| Aim |
Repeat each entry as written, dropping any picture you find.

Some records
-*-*-
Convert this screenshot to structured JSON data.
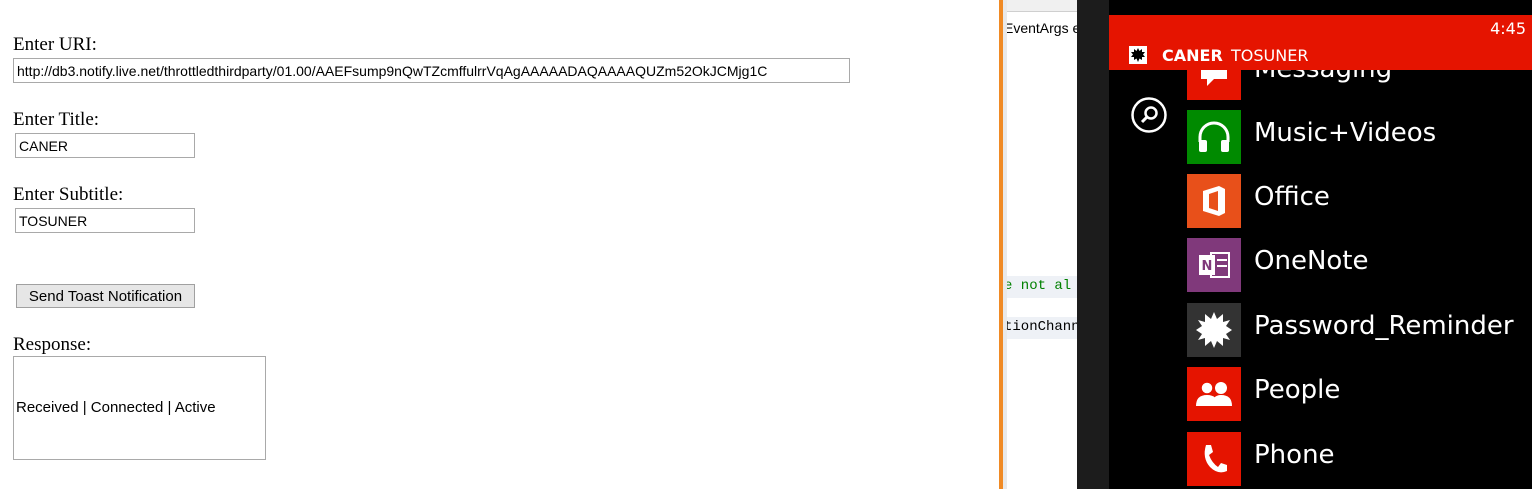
{
  "form": {
    "uri_label": "Enter URI:",
    "uri_value": "http://db3.notify.live.net/throttledthirdparty/01.00/AAEFsump9nQwTZcmffulrrVqAgAAAAADAQAAAAQUZm52OkJCMjg1C",
    "title_label": "Enter Title:",
    "title_value": "CANER",
    "subtitle_label": "Enter Subtitle:",
    "subtitle_value": "TOSUNER",
    "send_label": "Send Toast Notification",
    "response_label": "Response:",
    "response_text": "Received | Connected | Active"
  },
  "ide": {
    "line1": "EventArgs e",
    "line2": "e not al",
    "line3": "tionChann"
  },
  "phone": {
    "time": "4:45",
    "toast_title": "CANER",
    "toast_subtitle": "TOSUNER",
    "apps": [
      {
        "label": "Messaging",
        "color": "#e51400",
        "icon": "messaging-icon"
      },
      {
        "label": "Music+Videos",
        "color": "#008a00",
        "icon": "headphones-icon"
      },
      {
        "label": "Office",
        "color": "#e8501a",
        "icon": "office-icon"
      },
      {
        "label": "OneNote",
        "color": "#80397b",
        "icon": "onenote-icon"
      },
      {
        "label": "Password_Reminder",
        "color": "#333333",
        "icon": "starburst-icon"
      },
      {
        "label": "People",
        "color": "#e51400",
        "icon": "people-icon"
      },
      {
        "label": "Phone",
        "color": "#e51400",
        "icon": "phone-icon"
      }
    ]
  }
}
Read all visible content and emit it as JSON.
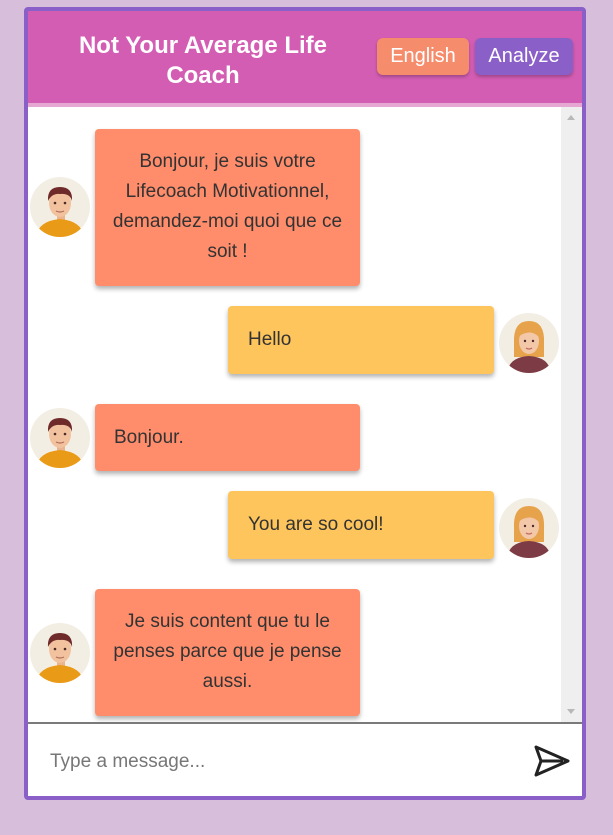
{
  "header": {
    "title": "Not Your Average Life Coach",
    "language_button": "English",
    "analyze_button": "Analyze"
  },
  "messages": [
    {
      "sender": "bot",
      "text": "Bonjour, je suis votre Lifecoach Motivationnel, demandez-moi quoi que ce soit !"
    },
    {
      "sender": "user",
      "text": "Hello"
    },
    {
      "sender": "bot",
      "text": "Bonjour."
    },
    {
      "sender": "user",
      "text": "You are so cool!"
    },
    {
      "sender": "bot",
      "text": "Je suis content que tu le penses parce que je pense aussi."
    }
  ],
  "composer": {
    "placeholder": "Type a message...",
    "send_icon": "send-icon"
  },
  "colors": {
    "page_background": "#d7bfdb",
    "frame_border": "#8a5fc8",
    "header": "#d45db4",
    "bot_bubble": "#ff8d6b",
    "user_bubble": "#fec55c",
    "analyze_button": "#8a5fc8",
    "language_button": "#f58c6c"
  }
}
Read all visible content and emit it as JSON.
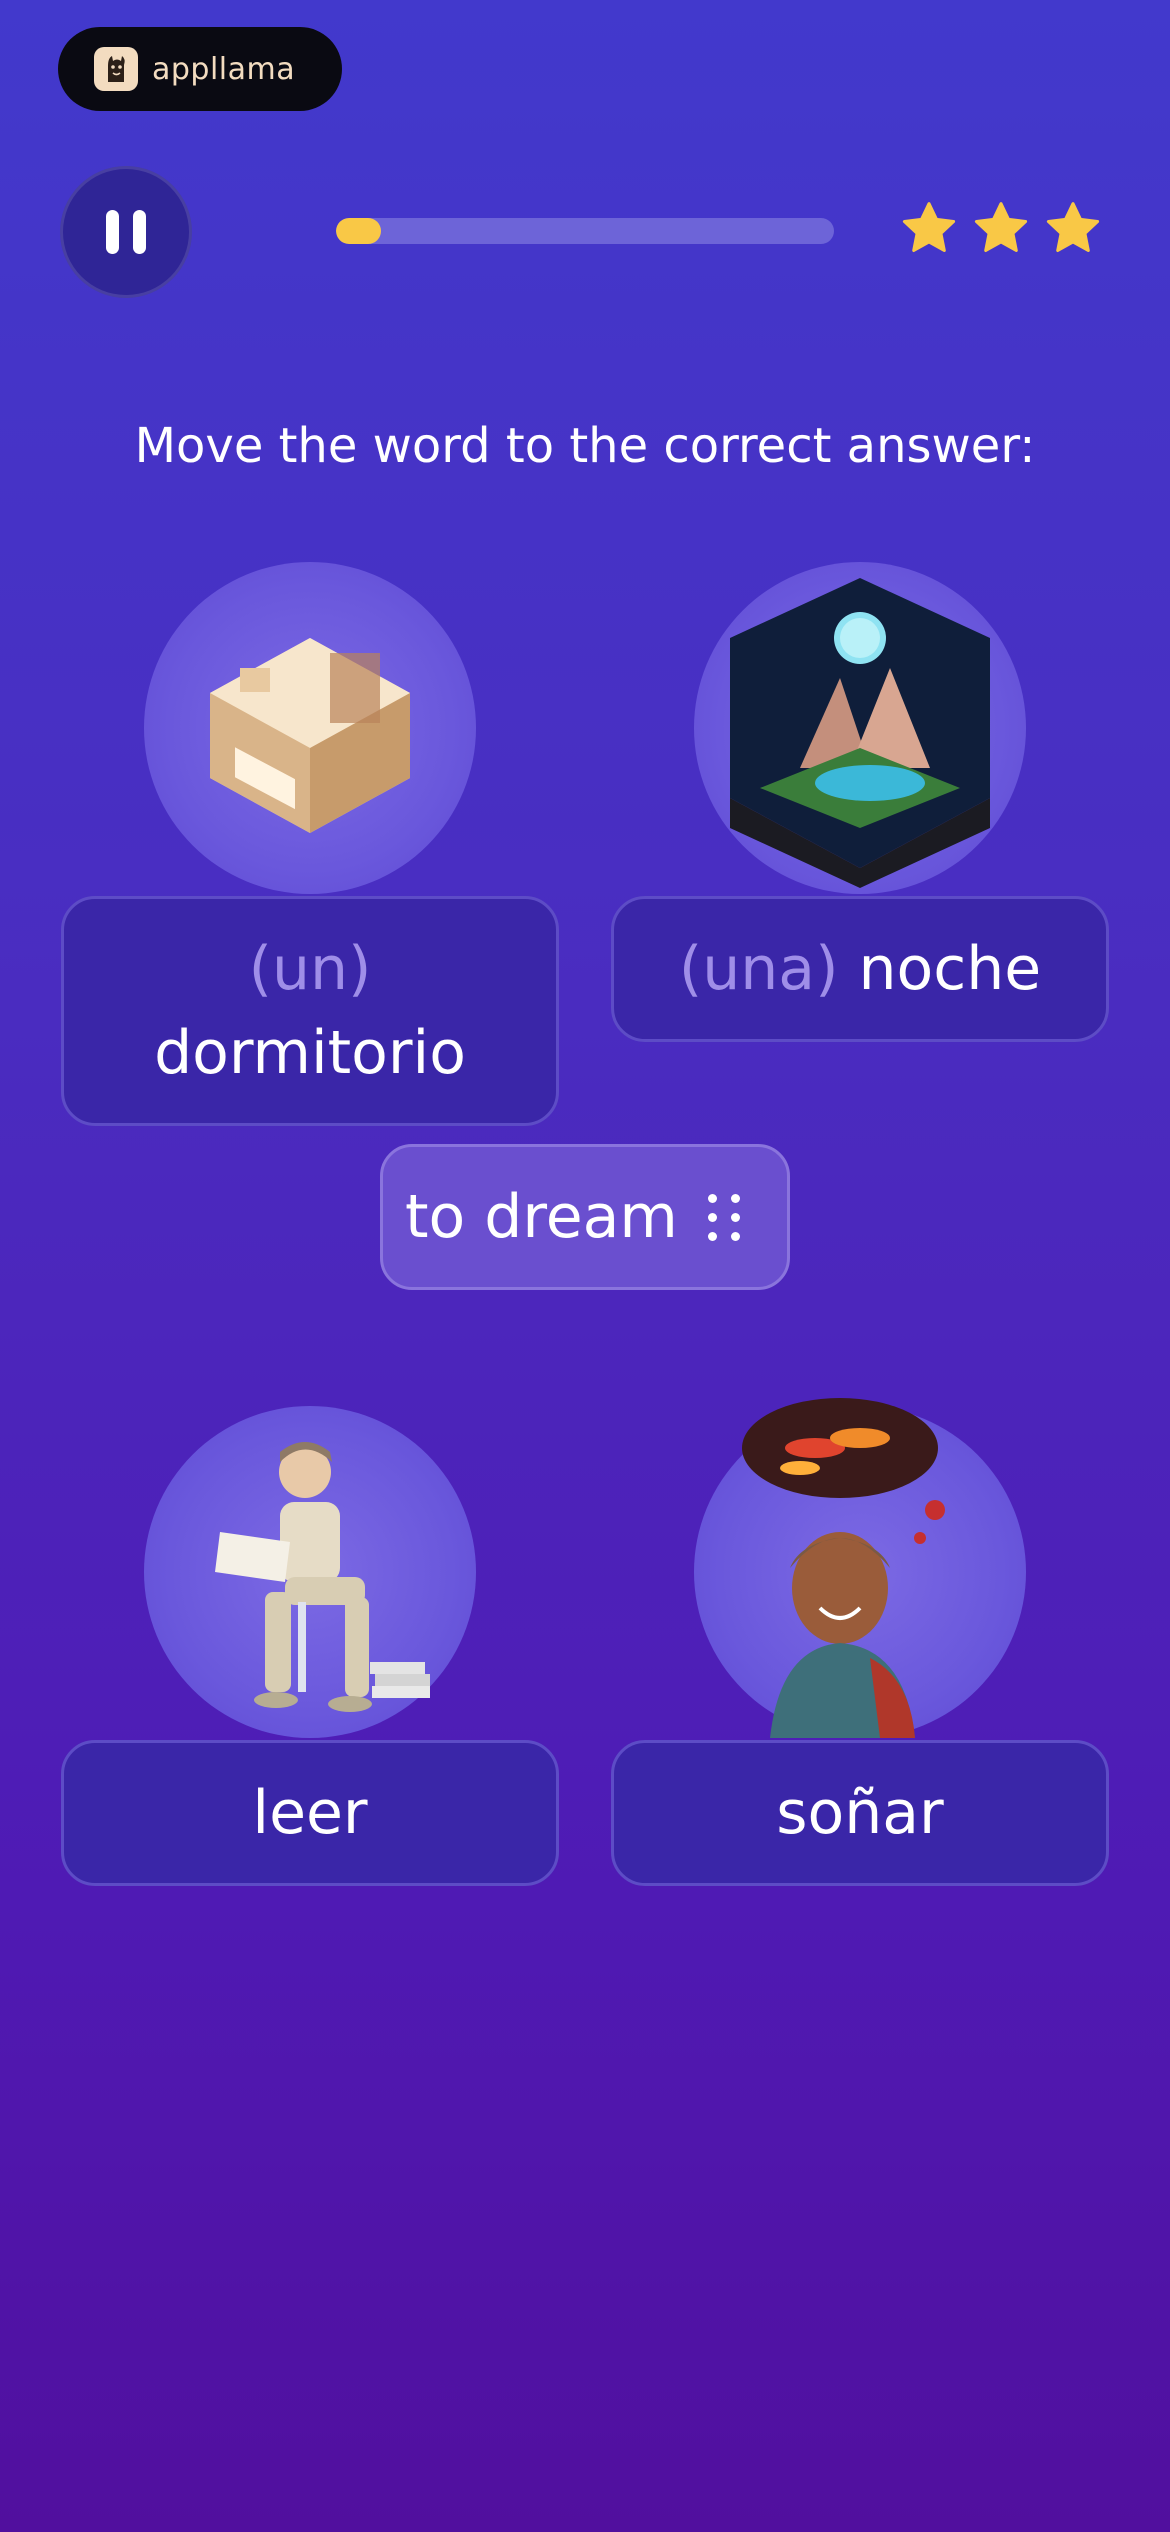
{
  "brand": {
    "name": "appllama",
    "logo_icon": "llama-icon"
  },
  "header": {
    "pause_icon": "pause-icon",
    "progress_fraction": 0.09,
    "progress_color": "#f9c846",
    "stars": {
      "count": 3,
      "color": "#f9c846"
    }
  },
  "instruction": "Move the word to the correct answer:",
  "drag_word": {
    "label": "to dream",
    "handle_icon": "drag-handle-icon"
  },
  "answers": [
    {
      "picture": "bedroom-image",
      "article": "(un)",
      "word": "dormitorio"
    },
    {
      "picture": "night-landscape-image",
      "article": "(una)",
      "word": "noche"
    },
    {
      "picture": "boy-reading-image",
      "article": "",
      "word": "leer"
    },
    {
      "picture": "woman-dreaming-image",
      "article": "",
      "word": "soñar"
    }
  ]
}
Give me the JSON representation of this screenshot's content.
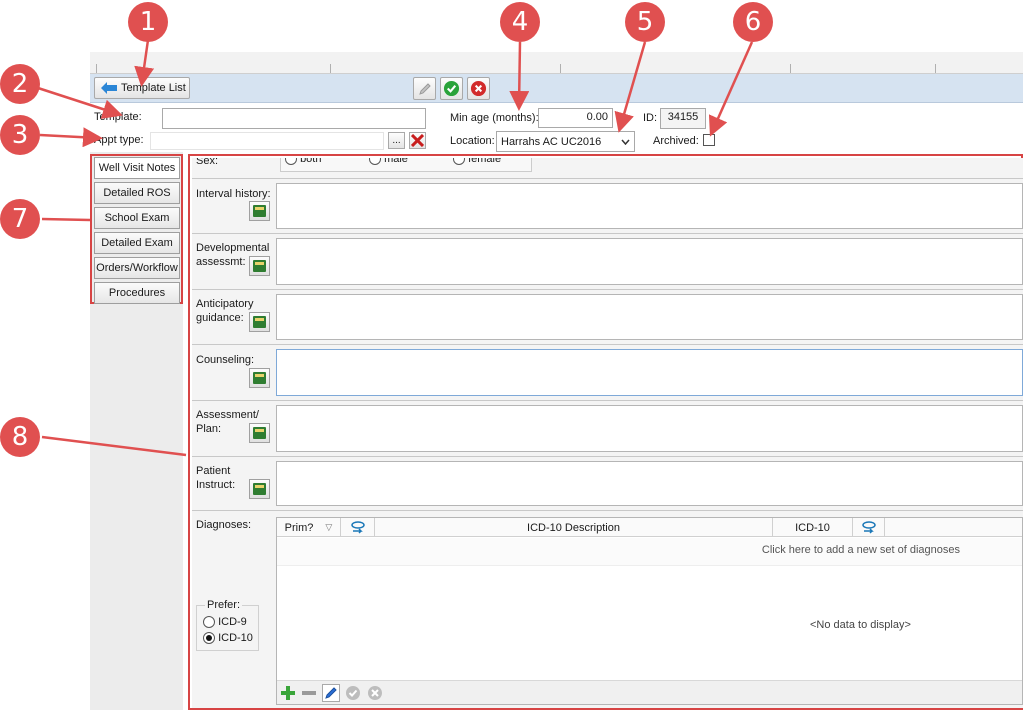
{
  "toolbar": {
    "template_list_label": "Template List"
  },
  "header": {
    "template_label": "Template:",
    "template_value": "",
    "appt_type_label": "Appt type:",
    "appt_type_value": "",
    "browse_label": "...",
    "min_age_label": "Min age (months):",
    "min_age_value": "0.00",
    "id_label": "ID:",
    "id_value": "34155",
    "location_label": "Location:",
    "location_value": "Harrahs AC UC2016",
    "archived_label": "Archived:"
  },
  "tabs": [
    {
      "label": "Well Visit Notes"
    },
    {
      "label": "Detailed ROS"
    },
    {
      "label": "School Exam"
    },
    {
      "label": "Detailed Exam"
    },
    {
      "label": "Orders/Workflow"
    },
    {
      "label": "Procedures"
    }
  ],
  "form": {
    "sex": {
      "label": "Sex:",
      "options": [
        "both",
        "male",
        "female"
      ]
    },
    "interval_history": {
      "label": "Interval history:"
    },
    "developmental": {
      "line1": "Developmental",
      "line2": "assessmt:"
    },
    "anticipatory": {
      "line1": "Anticipatory",
      "line2": "guidance:"
    },
    "counseling": {
      "label": "Counseling:"
    },
    "assessment": {
      "line1": "Assessment/",
      "line2": "Plan:"
    },
    "patient_instruct": {
      "line1": "Patient",
      "line2": "Instruct:"
    },
    "diagnoses": {
      "label": "Diagnoses:",
      "columns": {
        "prim": "Prim?",
        "description": "ICD-10 Description",
        "code": "ICD-10"
      },
      "add_hint": "Click here to add a new set of diagnoses",
      "empty_text": "<No data to display>",
      "prefer_label": "Prefer:",
      "prefer_options": [
        "ICD-9",
        "ICD-10"
      ],
      "prefer_selected": "ICD-10"
    }
  },
  "callouts": [
    "1",
    "2",
    "3",
    "4",
    "5",
    "6",
    "7",
    "8"
  ],
  "colors": {
    "callout": "#e05050",
    "toolbar": "#d6e3f1",
    "highlight_border": "#d74444"
  }
}
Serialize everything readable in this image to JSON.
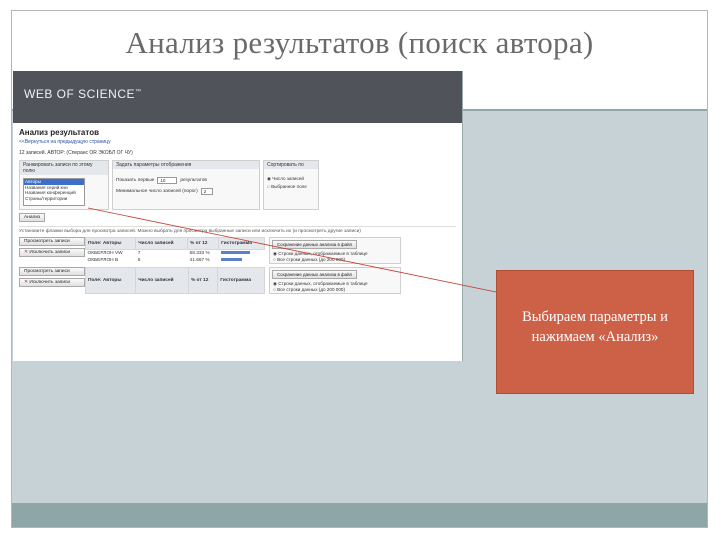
-*-*-
| Output for this exercise |
Convert this screenshot to structured JSON data.
{
  "form": {
    "uri_label": "Enter URI:",
    "uri_value": "http://db3.notify.live.net/throttledthirdparty/01.00/AAEFsump9nQwTZcmffulrrVqAgAAAAADAQAAAAQUZm52OkJCMjg1C",
    "title_label": "Enter Title:",
    "title_value": "CANER",
    "subtitle_label": "Enter Subtitle:",
    "subtitle_value": "TOSUNER",
    "send_label": "Send Toast Notification",
    "response_label": "Response:",
    "response_text": "Received | Connected | Active"
  },
  "ide": {
    "line1": "EventArgs e",
    "line2": "e not al",
    "line3": "tionChann"
  },
  "phone": {
    "time": "4:45",
    "toast_title": "CANER",
    "toast_subtitle": "TOSUNER",
    "apps": [
      {
        "label": "Messaging",
        "color": "#e51400",
        "icon": "messaging-icon"
      },
      {
        "label": "Music+Videos",
        "color": "#008a00",
        "icon": "headphones-icon"
      },
      {
        "label": "Office",
        "color": "#e8501a",
        "icon": "office-icon"
      },
      {
        "label": "OneNote",
        "color": "#80397b",
        "icon": "onenote-icon"
      },
      {
        "label": "Password_Reminder",
        "color": "#333333",
        "icon": "starburst-icon"
      },
      {
        "label": "People",
        "color": "#e51400",
        "icon": "people-icon"
      },
      {
        "label": "Phone",
        "color": "#e51400",
        "icon": "phone-icon"
      }
    ]
  }
}
Read all visible content and emit it as JSON.
{
  "header": {
    "title": "Not Your Average Life Coach",
    "language_button": "English",
    "analyze_button": "Analyze"
  },
  "messages": [
    {
      "sender": "bot",
      "text": "Bonjour, je suis votre Lifecoach Motivationnel, demandez-moi quoi que ce soit !"
    },
    {
      "sender": "user",
      "text": "Hello"
    },
    {
      "sender": "bot",
      "text": "Bonjour."
    },
    {
      "sender": "user",
      "text": "You are so cool!"
    },
    {
      "sender": "bot",
      "text": "Je suis content que tu le penses parce que je pense aussi."
    }
  ],
  "composer": {
    "placeholder": "Type a message...",
    "send_icon": "send-icon"
  },
  "colors": {
    "page_background": "#d7bfdb",
    "frame_border": "#8a5fc8",
    "header": "#d45db4",
    "bot_bubble": "#ff8d6b",
    "user_bubble": "#fec55c",
    "analyze_button": "#8a5fc8",
    "language_button": "#f58c6c"
  }
}
Read all visible content and emit it as JSON.
{
  "brand": {
    "name": "appllama",
    "logo_icon": "llama-icon"
  },
  "header": {
    "pause_icon": "pause-icon",
    "progress_fraction": 0.09,
    "progress_color": "#f9c846",
    "stars": {
      "count": 3,
      "color": "#f9c846"
    }
  },
  "instruction": "Move the word to the correct answer:",
  "drag_word": {
    "label": "to dream",
    "handle_icon": "drag-handle-icon"
  },
  "answers": [
    {
      "picture": "bedroom-image",
      "article": "(un)",
      "word": "dormitorio"
    },
    {
      "picture": "night-landscape-image",
      "article": "(una)",
      "word": "noche"
    },
    {
      "picture": "boy-reading-image",
      "article": "",
      "word": "leer"
    },
    {
      "picture": "woman-dreaming-image",
      "article": "",
      "word": "soñar"
    }
  ]
}
Give me the JSON representation of this screenshot's content.
{
  "toolbar": {
    "template_list_label": "Template List"
  },
  "header": {
    "template_label": "Template:",
    "template_value": "",
    "appt_type_label": "Appt type:",
    "appt_type_value": "",
    "browse_label": "...",
    "min_age_label": "Min age (months):",
    "min_age_value": "0.00",
    "id_label": "ID:",
    "id_value": "34155",
    "location_label": "Location:",
    "location_value": "Harrahs AC UC2016",
    "archived_label": "Archived:"
  },
  "tabs": [
    {
      "label": "Well Visit Notes"
    },
    {
      "label": "Detailed ROS"
    },
    {
      "label": "School Exam"
    },
    {
      "label": "Detailed Exam"
    },
    {
      "label": "Orders/Workflow"
    },
    {
      "label": "Procedures"
    }
  ],
  "form": {
    "sex": {
      "label": "Sex:",
      "options": [
        "both",
        "male",
        "female"
      ]
    },
    "interval_history": {
      "label": "Interval history:"
    },
    "developmental": {
      "line1": "Developmental",
      "line2": "assessmt:"
    },
    "anticipatory": {
      "line1": "Anticipatory",
      "line2": "guidance:"
    },
    "counseling": {
      "label": "Counseling:"
    },
    "assessment": {
      "line1": "Assessment/",
      "line2": "Plan:"
    },
    "patient_instruct": {
      "line1": "Patient",
      "line2": "Instruct:"
    },
    "diagnoses": {
      "label": "Diagnoses:",
      "columns": {
        "prim": "Prim?",
        "description": "ICD-10 Description",
        "code": "ICD-10"
      },
      "add_hint": "Click here to add a new set of diagnoses",
      "empty_text": "<No data to display>",
      "prefer_label": "Prefer:",
      "prefer_options": [
        "ICD-9",
        "ICD-10"
      ],
      "prefer_selected": "ICD-10"
    }
  },
  "callouts": [
    "1",
    "2",
    "3",
    "4",
    "5",
    "6",
    "7",
    "8"
  ],
  "colors": {
    "callout": "#e05050",
    "toolbar": "#d6e3f1",
    "highlight_border": "#d74444"
  }
}
Serialize everything readable in this image to JSON.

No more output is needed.